>>>>

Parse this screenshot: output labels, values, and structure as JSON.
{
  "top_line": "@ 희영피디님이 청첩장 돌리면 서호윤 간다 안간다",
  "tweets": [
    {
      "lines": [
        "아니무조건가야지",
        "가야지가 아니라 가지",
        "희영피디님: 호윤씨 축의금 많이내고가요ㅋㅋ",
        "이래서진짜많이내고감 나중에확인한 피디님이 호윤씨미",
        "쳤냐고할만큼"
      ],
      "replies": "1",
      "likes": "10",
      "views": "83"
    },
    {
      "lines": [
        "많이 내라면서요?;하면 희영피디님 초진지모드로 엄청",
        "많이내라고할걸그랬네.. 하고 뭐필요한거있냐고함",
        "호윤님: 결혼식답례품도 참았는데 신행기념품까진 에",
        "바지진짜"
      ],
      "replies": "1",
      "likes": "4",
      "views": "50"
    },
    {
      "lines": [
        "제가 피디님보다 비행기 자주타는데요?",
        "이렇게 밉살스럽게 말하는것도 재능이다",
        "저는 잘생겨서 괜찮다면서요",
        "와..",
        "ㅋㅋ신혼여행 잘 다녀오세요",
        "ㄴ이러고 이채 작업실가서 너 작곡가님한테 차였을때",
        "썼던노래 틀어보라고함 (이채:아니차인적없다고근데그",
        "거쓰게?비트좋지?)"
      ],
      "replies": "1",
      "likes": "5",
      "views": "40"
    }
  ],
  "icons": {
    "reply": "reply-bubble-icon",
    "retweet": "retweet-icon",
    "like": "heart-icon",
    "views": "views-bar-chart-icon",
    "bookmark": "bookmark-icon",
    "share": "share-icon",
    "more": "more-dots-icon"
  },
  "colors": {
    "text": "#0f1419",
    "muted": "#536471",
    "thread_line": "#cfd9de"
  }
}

<<<<

■ Task prompt ■
Repeat the preceding lines exactly, please, every one of them.

■ Exercise result ■
Parse this screenshot: output labels, values, and structure as JSON.
{
  "top_line": "@ 희영피디님이 청첩장 돌리면 서호윤 간다 안간다",
  "tweets": [
    {
      "lines": [
        "아니무조건가야지",
        "가야지가 아니라 가지",
        "희영피디님: 호윤씨 축의금 많이내고가요ㅋㅋ",
        "이래서진짜많이내고감 나중에확인한 피디님이 호윤씨미",
        "쳤냐고할만큼"
      ],
      "replies": "1",
      "likes": "10",
      "views": "83"
    },
    {
      "lines": [
        "많이 내라면서요?;하면 희영피디님 초진지모드로 엄청",
        "많이내라고할걸그랬네.. 하고 뭐필요한거있냐고함",
        "호윤님: 결혼식답례품도 참았는데 신행기념품까진 에",
        "바지진짜"
      ],
      "replies": "1",
      "likes": "4",
      "views": "50"
    },
    {
      "lines": [
        "제가 피디님보다 비행기 자주타는데요?",
        "이렇게 밉살스럽게 말하는것도 재능이다",
        "저는 잘생겨서 괜찮다면서요",
        "와..",
        "ㅋㅋ신혼여행 잘 다녀오세요",
        "ㄴ이러고 이채 작업실가서 너 작곡가님한테 차였을때",
        "썼던노래 틀어보라고함 (이채:아니차인적없다고근데그",
        "거쓰게?비트좋지?)"
      ],
      "replies": "1",
      "likes": "5",
      "views": "40"
    }
  ],
  "icons": {
    "reply": "reply-bubble-icon",
    "retweet": "retweet-icon",
    "like": "heart-icon",
    "views": "views-bar-chart-icon",
    "bookmark": "bookmark-icon",
    "share": "share-icon",
    "more": "more-dots-icon"
  },
  "colors": {
    "text": "#0f1419",
    "muted": "#536471",
    "thread_line": "#cfd9de"
  }
}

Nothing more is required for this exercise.